((

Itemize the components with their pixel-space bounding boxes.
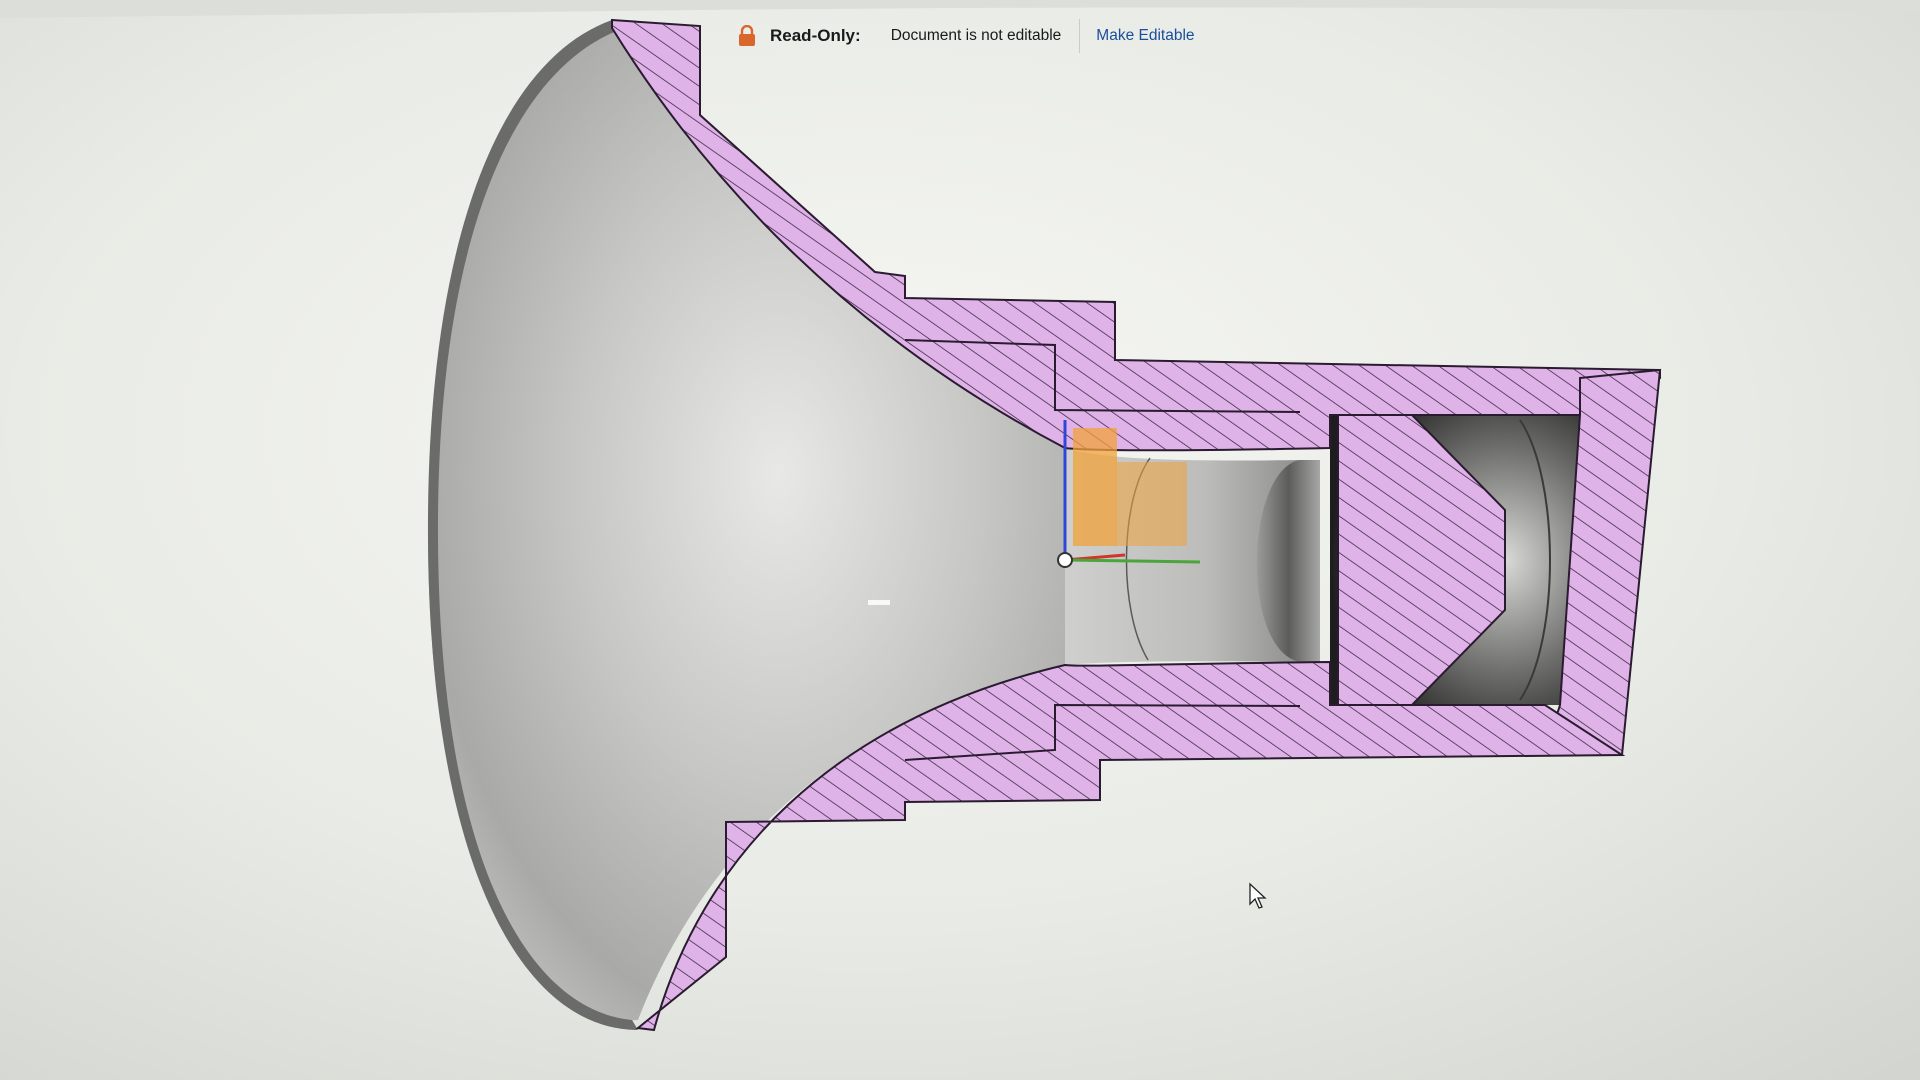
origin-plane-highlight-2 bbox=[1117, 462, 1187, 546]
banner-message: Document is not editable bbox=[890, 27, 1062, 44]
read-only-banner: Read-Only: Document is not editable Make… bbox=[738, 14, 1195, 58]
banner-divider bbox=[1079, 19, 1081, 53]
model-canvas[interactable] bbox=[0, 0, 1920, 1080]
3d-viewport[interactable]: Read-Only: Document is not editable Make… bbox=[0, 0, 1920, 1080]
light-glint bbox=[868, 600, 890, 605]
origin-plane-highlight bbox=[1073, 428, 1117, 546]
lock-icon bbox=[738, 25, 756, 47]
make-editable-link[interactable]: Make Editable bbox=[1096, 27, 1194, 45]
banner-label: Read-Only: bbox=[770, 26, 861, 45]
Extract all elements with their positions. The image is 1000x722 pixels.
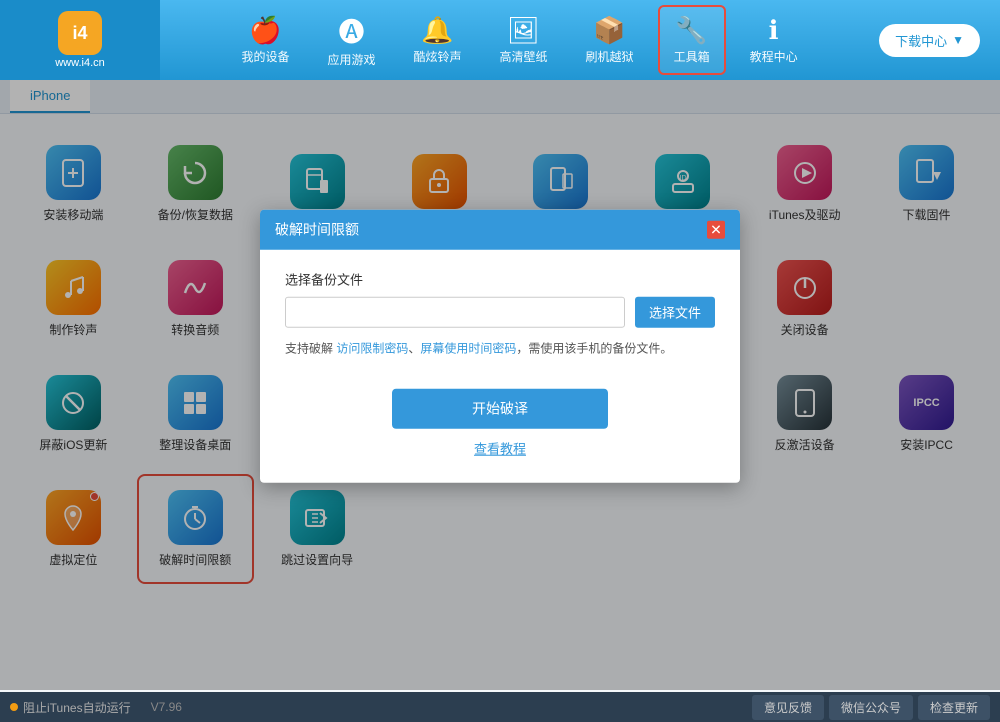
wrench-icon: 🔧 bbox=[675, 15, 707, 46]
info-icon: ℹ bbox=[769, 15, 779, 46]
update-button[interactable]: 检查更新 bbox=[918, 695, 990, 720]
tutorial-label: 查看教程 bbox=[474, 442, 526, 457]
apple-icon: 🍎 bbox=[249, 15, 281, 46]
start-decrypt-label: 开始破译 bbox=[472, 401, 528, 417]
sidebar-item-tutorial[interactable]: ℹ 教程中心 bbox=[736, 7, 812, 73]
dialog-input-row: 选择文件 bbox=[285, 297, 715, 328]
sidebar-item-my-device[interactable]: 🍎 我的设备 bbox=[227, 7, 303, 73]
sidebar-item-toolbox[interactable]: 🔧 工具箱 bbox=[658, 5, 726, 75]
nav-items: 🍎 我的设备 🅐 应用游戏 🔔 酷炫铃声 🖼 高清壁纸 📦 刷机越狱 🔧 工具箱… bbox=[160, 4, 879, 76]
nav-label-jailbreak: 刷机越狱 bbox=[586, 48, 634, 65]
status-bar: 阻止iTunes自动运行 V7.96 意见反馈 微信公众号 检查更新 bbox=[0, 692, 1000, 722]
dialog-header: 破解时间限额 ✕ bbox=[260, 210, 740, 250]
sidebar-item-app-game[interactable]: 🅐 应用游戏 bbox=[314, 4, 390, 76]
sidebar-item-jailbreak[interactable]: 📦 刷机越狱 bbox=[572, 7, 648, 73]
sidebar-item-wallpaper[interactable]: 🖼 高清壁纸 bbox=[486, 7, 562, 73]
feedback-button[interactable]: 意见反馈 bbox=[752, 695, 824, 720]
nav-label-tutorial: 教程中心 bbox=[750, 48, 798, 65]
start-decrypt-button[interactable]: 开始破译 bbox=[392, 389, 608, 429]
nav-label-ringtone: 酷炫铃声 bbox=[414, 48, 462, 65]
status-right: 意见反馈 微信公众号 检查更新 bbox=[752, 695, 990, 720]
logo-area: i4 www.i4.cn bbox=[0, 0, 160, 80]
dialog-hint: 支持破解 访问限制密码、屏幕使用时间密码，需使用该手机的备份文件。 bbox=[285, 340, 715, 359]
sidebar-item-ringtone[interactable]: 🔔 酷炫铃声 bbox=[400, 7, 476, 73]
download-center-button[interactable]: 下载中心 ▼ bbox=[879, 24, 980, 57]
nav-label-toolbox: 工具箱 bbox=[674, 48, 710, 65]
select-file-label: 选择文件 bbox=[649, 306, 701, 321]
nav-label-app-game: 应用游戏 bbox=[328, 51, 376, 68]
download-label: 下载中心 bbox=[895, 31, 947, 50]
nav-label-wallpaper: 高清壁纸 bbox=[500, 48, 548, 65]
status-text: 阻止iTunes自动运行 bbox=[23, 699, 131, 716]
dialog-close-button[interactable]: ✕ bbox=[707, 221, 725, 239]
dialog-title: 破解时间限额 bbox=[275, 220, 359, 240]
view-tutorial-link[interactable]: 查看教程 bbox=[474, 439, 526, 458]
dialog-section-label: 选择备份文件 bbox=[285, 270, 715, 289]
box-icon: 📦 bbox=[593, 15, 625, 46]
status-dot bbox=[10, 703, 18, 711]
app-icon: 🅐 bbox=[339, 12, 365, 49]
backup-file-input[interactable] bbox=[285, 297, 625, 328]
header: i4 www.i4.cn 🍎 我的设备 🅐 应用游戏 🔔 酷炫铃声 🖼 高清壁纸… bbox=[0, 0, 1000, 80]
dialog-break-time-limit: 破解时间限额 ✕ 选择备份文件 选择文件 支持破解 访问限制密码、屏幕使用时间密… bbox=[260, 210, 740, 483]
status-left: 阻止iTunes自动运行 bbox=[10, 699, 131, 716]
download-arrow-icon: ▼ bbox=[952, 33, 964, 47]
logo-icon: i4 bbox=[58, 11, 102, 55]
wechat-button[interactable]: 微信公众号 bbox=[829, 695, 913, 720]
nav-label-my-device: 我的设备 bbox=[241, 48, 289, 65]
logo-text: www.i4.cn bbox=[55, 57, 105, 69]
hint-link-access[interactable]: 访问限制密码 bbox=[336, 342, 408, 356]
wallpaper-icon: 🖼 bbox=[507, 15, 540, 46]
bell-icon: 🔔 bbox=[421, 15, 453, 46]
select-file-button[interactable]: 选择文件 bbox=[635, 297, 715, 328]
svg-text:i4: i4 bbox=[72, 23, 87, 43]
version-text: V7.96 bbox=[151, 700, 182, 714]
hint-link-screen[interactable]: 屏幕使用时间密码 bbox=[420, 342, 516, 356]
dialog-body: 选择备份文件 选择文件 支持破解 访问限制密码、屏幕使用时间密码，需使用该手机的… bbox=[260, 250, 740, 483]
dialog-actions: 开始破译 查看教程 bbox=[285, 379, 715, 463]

))

Task to complete:
Put every line of the listing above into a numbered list, leaving out blank lines and the pictures.

Complete response:
1. Itemize the components with their pixel-space bounding boxes.
2. origin-plane-highlight-2 bbox=[1117, 462, 1187, 546]
3. banner-message: Document is not editable bbox=[890, 27, 1062, 44]
4. read-only-banner: Read-Only: Document is not editable Make… bbox=[738, 14, 1195, 58]
5. banner-divider bbox=[1079, 19, 1081, 53]
6. model-canvas[interactable] bbox=[0, 0, 1920, 1080]
7. 3d-viewport[interactable]: Read-Only: Document is not editable Make… bbox=[0, 0, 1920, 1080]
8. light-glint bbox=[868, 600, 890, 605]
9. origin-plane-highlight bbox=[1073, 428, 1117, 546]
10. lock-icon bbox=[738, 25, 756, 47]
11. make-editable-link[interactable]: Make Editable bbox=[1096, 27, 1194, 45]
12. banner-label: Read-Only: bbox=[770, 26, 861, 45]
13. Extract all elements with their positions. The image is 1000x722 pixels.
14. wrench-icon: 🔧 bbox=[675, 15, 707, 46]
15. info-icon: ℹ bbox=[769, 15, 779, 46]
16. update-button[interactable]: 检查更新 bbox=[918, 695, 990, 720]
17. tutorial-label: 查看教程 bbox=[474, 442, 526, 457]
18. apple-icon: 🍎 bbox=[249, 15, 281, 46]
19. start-decrypt-label: 开始破译 bbox=[472, 401, 528, 417]
20. sidebar-item-tutorial[interactable]: ℹ 教程中心 bbox=[736, 7, 812, 73]
21. dialog-input-row: 选择文件 bbox=[285, 297, 715, 328]
22. sidebar-item-my-device[interactable]: 🍎 我的设备 bbox=[227, 7, 303, 73]
23. sidebar-item-toolbox[interactable]: 🔧 工具箱 bbox=[658, 5, 726, 75]
24. nav-items: 🍎 我的设备 🅐 应用游戏 🔔 酷炫铃声 🖼 高清壁纸 📦 刷机越狱 🔧 工具箱… bbox=[160, 4, 879, 76]
25. nav-label-jailbreak: 刷机越狱 bbox=[586, 48, 634, 65]
26. status-bar: 阻止iTunes自动运行 V7.96 意见反馈 微信公众号 检查更新 bbox=[0, 692, 1000, 722]
27. dialog-header: 破解时间限额 ✕ bbox=[260, 210, 740, 250]
28. sidebar-item-app-game[interactable]: 🅐 应用游戏 bbox=[314, 4, 390, 76]
29. sidebar-item-jailbreak[interactable]: 📦 刷机越狱 bbox=[572, 7, 648, 73]
30. sidebar-item-wallpaper[interactable]: 🖼 高清壁纸 bbox=[486, 7, 562, 73]
31. feedback-button[interactable]: 意见反馈 bbox=[752, 695, 824, 720]
32. nav-label-tutorial: 教程中心 bbox=[750, 48, 798, 65]
33. start-decrypt-button[interactable]: 开始破译 bbox=[392, 389, 608, 429]
34. nav-label-ringtone: 酷炫铃声 bbox=[414, 48, 462, 65]
35. status-right: 意见反馈 微信公众号 检查更新 bbox=[752, 695, 990, 720]
36. logo-area: i4 www.i4.cn bbox=[0, 0, 160, 80]
37. dialog-hint: 支持破解 访问限制密码、屏幕使用时间密码，需使用该手机的备份文件。 bbox=[285, 340, 715, 359]
38. sidebar-item-ringtone[interactable]: 🔔 酷炫铃声 bbox=[400, 7, 476, 73]
39. download-center-button[interactable]: 下载中心 ▼ bbox=[879, 24, 980, 57]
40. nav-label-toolbox: 工具箱 bbox=[674, 48, 710, 65]
41. select-file-label: 选择文件 bbox=[649, 306, 701, 321]
42. nav-label-app-game: 应用游戏 bbox=[328, 51, 376, 68]
43. download-label: 下载中心 bbox=[895, 31, 947, 50]
44. nav-label-wallpaper: 高清壁纸 bbox=[500, 48, 548, 65]
45. status-text: 阻止iTunes自动运行 bbox=[23, 699, 131, 716]
46. dialog-close-button[interactable]: ✕ bbox=[707, 221, 725, 239]
47. dialog-title: 破解时间限额 bbox=[275, 220, 359, 240]
48. view-tutorial-link[interactable]: 查看教程 bbox=[474, 439, 526, 458]
49. dialog-section-label: 选择备份文件 bbox=[285, 270, 715, 289]
50. box-icon: 📦 bbox=[593, 15, 625, 46]
51. status-dot bbox=[10, 703, 18, 711]
52. app-icon: 🅐 bbox=[339, 12, 365, 49]
53. backup-file-input[interactable] bbox=[285, 297, 625, 328]
54. header: i4 www.i4.cn 🍎 我的设备 🅐 应用游戏 🔔 酷炫铃声 🖼 高清壁纸… bbox=[0, 0, 1000, 80]
55. dialog-break-time-limit: 破解时间限额 ✕ 选择备份文件 选择文件 支持破解 访问限制密码、屏幕使用时间密… bbox=[260, 210, 740, 483]
56. status-left: 阻止iTunes自动运行 bbox=[10, 699, 131, 716]
57. download-arrow-icon: ▼ bbox=[952, 33, 964, 47]
58. logo-icon: i4 bbox=[58, 11, 102, 55]
59. wechat-button[interactable]: 微信公众号 bbox=[829, 695, 913, 720]
60. nav-label-my-device: 我的设备 bbox=[241, 48, 289, 65]
61. logo-text: www.i4.cn bbox=[55, 57, 105, 69]
62. hint-link-access[interactable]: 访问限制密码 bbox=[336, 342, 408, 356]
63. wallpaper-icon: 🖼 bbox=[507, 15, 540, 46]
64. bell-icon: 🔔 bbox=[421, 15, 453, 46]
65. select-file-button[interactable]: 选择文件 bbox=[635, 297, 715, 328]
66. svg-text:i4: i4 bbox=[72, 23, 87, 43]
67. version-text: V7.96 bbox=[151, 700, 182, 714]
68. hint-link-screen[interactable]: 屏幕使用时间密码 bbox=[420, 342, 516, 356]
69. dialog-body: 选择备份文件 选择文件 支持破解 访问限制密码、屏幕使用时间密码，需使用该手机的… bbox=[260, 250, 740, 483]
70. dialog-actions: 开始破译 查看教程 bbox=[285, 379, 715, 463]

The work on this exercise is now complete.